What is expected: "this" appears in how many lines of the entries? State only the number.

=== Dataset entries ===

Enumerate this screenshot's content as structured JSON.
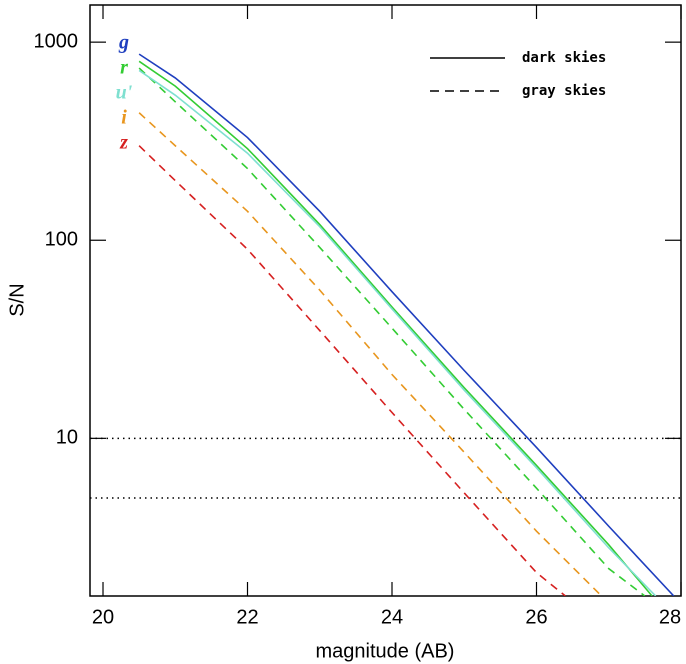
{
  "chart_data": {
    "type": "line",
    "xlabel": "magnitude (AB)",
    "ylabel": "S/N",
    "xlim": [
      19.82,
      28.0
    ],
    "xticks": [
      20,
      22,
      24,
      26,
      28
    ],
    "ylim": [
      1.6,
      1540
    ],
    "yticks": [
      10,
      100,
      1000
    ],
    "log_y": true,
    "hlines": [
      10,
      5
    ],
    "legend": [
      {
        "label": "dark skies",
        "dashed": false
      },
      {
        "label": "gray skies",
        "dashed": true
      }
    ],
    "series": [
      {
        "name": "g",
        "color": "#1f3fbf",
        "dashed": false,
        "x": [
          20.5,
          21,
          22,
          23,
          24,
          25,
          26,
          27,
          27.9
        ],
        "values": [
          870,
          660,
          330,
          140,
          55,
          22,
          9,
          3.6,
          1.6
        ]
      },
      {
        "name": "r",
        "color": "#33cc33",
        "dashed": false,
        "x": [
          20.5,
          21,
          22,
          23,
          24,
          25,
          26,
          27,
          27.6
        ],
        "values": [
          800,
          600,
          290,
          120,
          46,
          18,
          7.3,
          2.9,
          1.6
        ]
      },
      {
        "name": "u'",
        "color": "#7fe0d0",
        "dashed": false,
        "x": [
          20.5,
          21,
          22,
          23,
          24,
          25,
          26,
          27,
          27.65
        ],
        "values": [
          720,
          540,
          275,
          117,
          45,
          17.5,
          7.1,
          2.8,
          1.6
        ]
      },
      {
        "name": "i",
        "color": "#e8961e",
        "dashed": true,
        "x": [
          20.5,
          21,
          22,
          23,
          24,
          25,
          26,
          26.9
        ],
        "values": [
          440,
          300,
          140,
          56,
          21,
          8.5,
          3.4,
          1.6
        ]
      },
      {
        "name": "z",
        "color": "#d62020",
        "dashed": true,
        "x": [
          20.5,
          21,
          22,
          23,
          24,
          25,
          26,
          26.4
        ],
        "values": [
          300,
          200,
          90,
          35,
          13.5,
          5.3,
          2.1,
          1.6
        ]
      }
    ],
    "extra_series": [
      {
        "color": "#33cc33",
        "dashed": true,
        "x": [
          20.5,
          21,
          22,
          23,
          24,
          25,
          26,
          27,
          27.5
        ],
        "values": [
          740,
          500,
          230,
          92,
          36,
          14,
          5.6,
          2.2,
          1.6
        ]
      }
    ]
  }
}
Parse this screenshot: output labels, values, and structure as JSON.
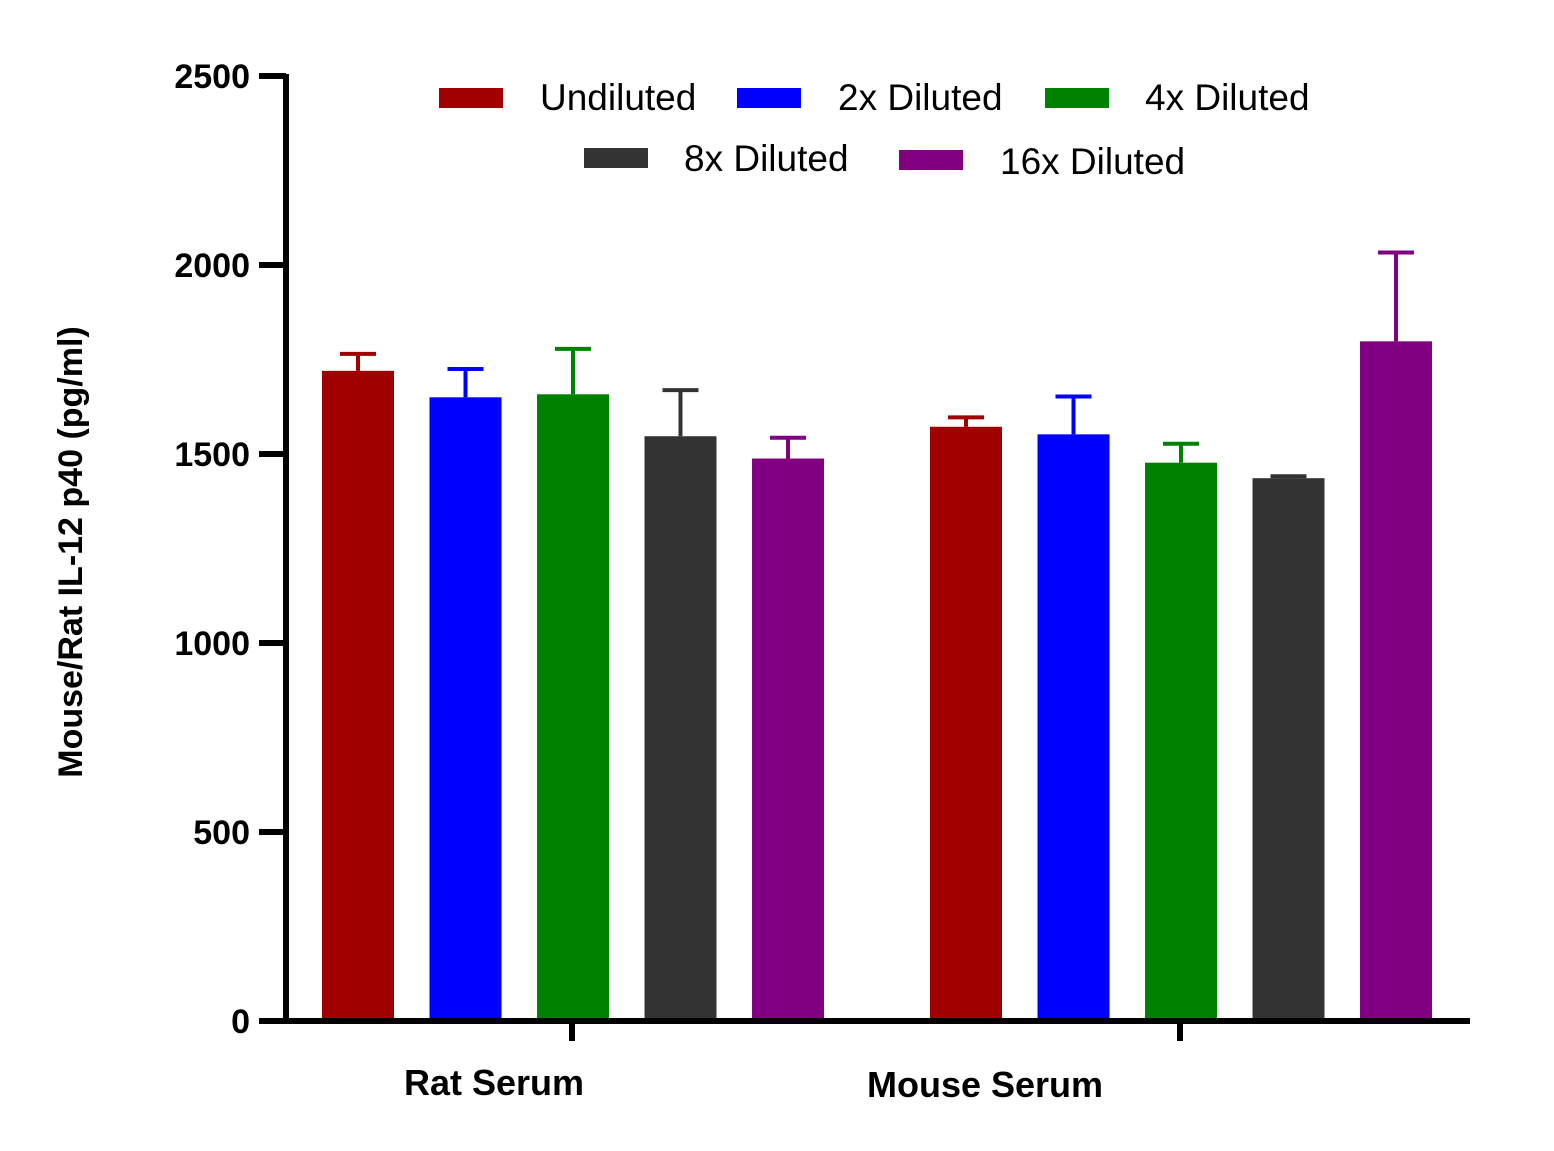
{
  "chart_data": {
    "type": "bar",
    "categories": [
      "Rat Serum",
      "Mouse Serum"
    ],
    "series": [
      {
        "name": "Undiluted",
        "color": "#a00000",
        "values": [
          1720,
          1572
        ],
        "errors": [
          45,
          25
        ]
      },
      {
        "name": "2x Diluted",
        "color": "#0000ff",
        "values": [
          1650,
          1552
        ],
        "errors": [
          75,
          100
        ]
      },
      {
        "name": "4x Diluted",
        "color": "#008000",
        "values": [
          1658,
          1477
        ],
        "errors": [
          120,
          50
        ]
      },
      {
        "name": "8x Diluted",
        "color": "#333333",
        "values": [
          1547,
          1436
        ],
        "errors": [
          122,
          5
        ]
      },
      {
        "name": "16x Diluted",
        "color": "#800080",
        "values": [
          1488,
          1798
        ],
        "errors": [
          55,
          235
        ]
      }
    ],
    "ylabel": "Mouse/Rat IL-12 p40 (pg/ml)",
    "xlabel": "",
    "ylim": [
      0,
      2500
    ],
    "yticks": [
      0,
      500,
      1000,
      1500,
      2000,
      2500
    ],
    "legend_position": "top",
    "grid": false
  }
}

===

Response: 2